→ **Requirements**
Each line of the data that includes the string "JSON" is to be copied out.

→ **Dataset excerpts**
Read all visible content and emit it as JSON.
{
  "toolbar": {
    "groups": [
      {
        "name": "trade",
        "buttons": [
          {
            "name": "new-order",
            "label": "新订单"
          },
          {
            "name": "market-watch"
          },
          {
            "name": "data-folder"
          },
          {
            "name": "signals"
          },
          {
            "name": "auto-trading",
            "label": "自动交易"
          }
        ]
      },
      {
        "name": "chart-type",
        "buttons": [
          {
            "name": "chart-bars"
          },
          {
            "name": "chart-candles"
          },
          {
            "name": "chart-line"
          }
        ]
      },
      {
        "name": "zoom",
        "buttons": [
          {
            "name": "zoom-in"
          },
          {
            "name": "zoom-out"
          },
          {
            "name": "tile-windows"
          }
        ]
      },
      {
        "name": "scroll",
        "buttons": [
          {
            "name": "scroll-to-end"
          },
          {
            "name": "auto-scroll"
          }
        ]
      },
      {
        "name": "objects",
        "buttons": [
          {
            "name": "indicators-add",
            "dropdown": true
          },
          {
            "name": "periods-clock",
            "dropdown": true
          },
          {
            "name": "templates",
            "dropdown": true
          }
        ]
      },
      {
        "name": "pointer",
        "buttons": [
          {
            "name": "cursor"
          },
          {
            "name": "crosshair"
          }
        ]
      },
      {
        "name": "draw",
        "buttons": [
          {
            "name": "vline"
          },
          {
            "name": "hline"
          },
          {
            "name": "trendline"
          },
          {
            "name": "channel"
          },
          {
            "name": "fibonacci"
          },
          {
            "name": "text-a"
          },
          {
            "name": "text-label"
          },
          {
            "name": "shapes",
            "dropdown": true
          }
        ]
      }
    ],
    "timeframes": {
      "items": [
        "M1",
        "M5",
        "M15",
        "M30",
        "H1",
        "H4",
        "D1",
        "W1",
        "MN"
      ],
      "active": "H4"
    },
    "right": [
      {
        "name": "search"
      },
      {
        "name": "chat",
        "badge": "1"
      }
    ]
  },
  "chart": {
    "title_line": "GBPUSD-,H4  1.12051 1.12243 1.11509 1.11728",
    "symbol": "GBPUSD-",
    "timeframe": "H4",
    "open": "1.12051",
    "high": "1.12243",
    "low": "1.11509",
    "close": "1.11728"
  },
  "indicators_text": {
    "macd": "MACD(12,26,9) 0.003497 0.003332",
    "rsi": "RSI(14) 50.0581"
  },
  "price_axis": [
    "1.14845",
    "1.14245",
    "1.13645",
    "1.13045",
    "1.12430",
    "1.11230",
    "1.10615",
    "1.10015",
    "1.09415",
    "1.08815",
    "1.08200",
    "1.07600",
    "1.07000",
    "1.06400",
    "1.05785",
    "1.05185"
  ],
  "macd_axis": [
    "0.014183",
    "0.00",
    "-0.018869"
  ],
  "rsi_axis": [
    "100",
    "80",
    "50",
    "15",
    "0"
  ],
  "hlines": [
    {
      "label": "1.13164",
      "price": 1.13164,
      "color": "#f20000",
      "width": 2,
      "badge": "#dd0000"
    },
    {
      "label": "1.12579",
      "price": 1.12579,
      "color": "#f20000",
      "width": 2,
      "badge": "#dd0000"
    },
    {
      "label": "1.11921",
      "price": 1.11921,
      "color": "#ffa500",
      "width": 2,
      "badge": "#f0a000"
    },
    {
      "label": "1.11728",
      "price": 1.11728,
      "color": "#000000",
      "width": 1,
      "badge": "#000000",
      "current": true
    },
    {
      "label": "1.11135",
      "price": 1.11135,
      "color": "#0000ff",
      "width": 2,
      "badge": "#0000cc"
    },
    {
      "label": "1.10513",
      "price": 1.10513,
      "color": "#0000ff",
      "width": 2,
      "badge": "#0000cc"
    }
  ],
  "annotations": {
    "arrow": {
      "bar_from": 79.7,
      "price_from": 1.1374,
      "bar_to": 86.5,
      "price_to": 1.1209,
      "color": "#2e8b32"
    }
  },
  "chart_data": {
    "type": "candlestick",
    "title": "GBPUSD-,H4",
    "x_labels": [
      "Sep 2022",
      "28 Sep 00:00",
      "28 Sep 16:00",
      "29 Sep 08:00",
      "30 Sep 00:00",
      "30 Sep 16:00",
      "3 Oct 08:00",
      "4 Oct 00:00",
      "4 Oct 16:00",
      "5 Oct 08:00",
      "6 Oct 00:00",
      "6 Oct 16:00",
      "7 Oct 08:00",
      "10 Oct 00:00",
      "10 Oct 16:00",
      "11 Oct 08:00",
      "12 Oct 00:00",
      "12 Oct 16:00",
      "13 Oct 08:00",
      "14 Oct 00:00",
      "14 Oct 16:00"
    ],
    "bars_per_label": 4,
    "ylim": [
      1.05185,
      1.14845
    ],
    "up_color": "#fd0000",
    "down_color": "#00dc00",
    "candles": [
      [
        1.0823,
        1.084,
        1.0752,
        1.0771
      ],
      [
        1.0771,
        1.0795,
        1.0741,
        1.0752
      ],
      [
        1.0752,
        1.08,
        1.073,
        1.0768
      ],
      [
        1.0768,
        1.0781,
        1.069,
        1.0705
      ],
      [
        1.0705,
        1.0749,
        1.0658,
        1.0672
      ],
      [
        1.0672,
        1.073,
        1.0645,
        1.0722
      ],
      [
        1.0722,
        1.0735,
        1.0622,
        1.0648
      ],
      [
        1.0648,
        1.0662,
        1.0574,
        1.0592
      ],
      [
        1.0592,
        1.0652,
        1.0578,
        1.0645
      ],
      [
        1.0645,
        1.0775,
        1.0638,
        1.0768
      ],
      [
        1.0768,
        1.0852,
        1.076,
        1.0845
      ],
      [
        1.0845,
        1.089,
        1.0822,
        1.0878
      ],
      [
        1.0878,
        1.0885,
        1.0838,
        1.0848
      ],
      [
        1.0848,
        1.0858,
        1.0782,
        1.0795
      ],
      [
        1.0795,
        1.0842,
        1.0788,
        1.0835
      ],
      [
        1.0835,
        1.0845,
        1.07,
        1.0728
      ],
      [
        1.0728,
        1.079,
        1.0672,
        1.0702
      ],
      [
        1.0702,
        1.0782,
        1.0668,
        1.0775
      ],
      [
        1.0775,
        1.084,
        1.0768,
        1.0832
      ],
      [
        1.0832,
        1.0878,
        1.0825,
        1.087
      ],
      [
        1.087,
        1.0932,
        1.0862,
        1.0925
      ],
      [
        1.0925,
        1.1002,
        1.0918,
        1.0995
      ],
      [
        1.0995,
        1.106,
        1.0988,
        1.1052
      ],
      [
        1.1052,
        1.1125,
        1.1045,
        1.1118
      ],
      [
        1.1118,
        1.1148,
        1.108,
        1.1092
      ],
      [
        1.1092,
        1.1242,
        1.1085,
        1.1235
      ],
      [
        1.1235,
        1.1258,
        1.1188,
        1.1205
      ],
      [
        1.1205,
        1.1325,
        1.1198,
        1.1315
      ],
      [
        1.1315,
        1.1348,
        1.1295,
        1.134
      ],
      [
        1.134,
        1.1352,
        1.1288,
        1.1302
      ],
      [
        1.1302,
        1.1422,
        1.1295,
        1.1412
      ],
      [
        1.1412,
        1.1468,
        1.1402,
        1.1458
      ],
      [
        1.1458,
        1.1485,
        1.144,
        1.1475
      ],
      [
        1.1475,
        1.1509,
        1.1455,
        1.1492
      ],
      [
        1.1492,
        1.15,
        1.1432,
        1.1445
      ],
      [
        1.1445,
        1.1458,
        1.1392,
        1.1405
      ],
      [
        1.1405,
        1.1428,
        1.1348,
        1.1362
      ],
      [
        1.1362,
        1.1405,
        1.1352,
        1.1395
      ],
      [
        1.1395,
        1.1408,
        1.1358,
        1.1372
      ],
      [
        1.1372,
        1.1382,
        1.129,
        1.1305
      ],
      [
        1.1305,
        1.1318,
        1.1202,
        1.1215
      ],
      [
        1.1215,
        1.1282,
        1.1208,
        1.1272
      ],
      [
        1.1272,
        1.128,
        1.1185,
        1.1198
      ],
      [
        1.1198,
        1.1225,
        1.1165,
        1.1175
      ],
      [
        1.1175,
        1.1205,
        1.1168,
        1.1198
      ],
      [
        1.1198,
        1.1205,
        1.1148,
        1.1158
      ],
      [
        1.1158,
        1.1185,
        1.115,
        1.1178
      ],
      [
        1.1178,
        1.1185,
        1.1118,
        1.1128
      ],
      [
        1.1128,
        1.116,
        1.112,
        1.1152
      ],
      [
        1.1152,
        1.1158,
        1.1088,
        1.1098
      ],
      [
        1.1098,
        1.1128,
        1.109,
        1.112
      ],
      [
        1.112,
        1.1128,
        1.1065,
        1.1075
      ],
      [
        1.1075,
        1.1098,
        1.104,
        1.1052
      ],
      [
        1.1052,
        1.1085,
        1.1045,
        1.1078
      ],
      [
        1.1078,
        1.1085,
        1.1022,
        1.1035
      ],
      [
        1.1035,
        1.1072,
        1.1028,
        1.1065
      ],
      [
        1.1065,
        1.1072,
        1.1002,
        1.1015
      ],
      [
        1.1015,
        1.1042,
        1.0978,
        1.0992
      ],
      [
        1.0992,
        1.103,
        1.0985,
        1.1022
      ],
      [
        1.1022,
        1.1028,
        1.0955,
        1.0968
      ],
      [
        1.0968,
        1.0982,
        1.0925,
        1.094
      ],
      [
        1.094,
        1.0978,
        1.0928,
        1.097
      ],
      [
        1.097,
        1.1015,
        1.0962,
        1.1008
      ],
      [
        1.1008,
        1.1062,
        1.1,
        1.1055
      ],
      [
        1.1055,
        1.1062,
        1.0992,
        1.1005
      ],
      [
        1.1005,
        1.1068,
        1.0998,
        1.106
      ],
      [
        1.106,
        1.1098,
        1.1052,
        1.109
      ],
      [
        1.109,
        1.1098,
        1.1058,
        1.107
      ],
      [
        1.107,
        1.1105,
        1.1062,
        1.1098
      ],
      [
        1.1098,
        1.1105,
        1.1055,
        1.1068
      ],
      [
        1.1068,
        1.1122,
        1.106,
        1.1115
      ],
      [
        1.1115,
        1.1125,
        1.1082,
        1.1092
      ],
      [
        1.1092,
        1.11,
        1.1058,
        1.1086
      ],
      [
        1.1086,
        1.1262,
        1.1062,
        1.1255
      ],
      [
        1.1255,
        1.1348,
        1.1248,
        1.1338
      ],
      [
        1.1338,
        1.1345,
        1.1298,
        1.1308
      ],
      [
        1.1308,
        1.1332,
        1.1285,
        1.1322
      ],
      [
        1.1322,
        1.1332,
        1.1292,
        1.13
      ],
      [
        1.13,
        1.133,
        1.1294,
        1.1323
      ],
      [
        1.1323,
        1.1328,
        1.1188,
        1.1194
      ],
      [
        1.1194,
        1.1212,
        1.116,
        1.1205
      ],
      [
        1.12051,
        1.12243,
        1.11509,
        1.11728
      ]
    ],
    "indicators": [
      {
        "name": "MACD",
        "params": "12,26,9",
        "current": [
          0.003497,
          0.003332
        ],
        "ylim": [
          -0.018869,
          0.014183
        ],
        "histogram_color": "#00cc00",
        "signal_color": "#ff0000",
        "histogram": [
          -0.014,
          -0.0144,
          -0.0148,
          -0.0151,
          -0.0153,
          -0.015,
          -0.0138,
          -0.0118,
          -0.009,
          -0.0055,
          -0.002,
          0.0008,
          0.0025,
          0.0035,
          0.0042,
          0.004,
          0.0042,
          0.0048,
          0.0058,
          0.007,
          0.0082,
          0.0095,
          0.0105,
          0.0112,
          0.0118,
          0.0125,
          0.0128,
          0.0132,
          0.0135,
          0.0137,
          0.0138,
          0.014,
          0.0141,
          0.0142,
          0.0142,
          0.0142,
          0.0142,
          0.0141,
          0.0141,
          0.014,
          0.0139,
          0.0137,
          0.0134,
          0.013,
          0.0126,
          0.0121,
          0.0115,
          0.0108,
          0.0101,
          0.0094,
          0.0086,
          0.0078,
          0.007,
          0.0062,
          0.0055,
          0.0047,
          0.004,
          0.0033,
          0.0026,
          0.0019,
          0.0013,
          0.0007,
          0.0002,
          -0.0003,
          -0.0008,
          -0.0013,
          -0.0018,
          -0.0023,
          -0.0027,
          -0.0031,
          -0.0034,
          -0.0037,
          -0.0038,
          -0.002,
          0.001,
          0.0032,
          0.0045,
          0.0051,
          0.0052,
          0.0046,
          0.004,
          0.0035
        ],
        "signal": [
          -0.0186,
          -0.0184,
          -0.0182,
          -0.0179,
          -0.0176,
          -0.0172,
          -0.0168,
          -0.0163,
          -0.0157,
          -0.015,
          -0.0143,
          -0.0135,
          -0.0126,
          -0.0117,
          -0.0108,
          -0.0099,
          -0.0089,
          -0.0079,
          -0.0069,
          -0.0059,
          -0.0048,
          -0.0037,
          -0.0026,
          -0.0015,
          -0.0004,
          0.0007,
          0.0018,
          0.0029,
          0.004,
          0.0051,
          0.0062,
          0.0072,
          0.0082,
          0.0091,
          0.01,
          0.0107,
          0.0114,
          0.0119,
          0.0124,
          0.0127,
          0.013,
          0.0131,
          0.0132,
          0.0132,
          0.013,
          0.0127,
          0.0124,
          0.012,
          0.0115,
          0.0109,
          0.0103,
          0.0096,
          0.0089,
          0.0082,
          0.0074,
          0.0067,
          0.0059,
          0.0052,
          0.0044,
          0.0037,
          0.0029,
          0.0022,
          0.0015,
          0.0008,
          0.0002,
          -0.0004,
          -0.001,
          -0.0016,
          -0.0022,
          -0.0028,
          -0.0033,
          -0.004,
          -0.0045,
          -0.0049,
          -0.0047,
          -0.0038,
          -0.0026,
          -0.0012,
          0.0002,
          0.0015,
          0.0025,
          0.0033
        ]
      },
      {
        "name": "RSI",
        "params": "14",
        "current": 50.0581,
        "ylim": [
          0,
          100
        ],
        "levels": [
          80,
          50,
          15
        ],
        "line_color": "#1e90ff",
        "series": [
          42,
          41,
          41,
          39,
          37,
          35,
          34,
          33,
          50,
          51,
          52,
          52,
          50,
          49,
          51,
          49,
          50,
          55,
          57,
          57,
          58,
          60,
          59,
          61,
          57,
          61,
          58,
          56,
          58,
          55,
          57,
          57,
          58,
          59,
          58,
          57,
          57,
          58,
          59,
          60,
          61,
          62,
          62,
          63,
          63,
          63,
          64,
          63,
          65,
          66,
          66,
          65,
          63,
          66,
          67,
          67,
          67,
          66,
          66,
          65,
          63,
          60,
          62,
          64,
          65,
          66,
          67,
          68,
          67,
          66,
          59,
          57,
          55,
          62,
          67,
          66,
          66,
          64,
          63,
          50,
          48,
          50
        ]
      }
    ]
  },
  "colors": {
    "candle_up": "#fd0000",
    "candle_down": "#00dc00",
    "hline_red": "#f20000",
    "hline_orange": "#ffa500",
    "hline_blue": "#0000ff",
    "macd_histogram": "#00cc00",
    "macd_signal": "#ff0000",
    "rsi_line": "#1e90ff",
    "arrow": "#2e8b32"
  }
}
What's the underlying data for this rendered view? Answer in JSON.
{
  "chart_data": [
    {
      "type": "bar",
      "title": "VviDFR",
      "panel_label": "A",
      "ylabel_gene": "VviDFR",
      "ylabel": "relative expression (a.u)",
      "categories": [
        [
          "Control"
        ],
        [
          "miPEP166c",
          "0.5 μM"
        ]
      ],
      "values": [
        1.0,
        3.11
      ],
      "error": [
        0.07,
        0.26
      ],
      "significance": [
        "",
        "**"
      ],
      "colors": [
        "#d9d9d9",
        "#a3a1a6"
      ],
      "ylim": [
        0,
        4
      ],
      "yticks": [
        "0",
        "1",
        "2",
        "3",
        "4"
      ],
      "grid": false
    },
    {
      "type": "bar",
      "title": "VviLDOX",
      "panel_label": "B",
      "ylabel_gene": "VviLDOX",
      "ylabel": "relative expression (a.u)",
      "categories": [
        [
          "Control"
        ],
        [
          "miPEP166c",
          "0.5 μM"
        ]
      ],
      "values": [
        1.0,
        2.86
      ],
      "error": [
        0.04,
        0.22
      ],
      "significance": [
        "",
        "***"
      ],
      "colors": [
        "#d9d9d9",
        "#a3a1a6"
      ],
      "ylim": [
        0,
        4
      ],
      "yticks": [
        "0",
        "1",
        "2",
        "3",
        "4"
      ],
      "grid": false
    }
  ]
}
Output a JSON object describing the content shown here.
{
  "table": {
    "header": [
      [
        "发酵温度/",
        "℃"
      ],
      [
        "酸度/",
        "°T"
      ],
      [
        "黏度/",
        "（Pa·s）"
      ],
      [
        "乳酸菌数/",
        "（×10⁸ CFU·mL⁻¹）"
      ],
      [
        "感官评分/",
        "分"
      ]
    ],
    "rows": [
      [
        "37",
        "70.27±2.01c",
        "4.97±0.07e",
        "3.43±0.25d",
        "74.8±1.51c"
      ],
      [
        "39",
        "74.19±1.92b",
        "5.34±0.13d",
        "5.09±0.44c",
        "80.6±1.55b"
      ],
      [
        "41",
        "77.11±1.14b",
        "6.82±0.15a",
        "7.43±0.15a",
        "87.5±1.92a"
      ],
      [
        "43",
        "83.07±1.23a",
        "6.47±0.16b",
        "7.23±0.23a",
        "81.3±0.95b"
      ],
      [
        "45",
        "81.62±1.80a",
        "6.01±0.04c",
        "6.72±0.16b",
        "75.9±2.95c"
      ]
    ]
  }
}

→ **Response to this task**
Read all visible content and emit it as JSON.
What's the underlying data for this rendered view? Answer in JSON.
Output a JSON object describing the content shown here.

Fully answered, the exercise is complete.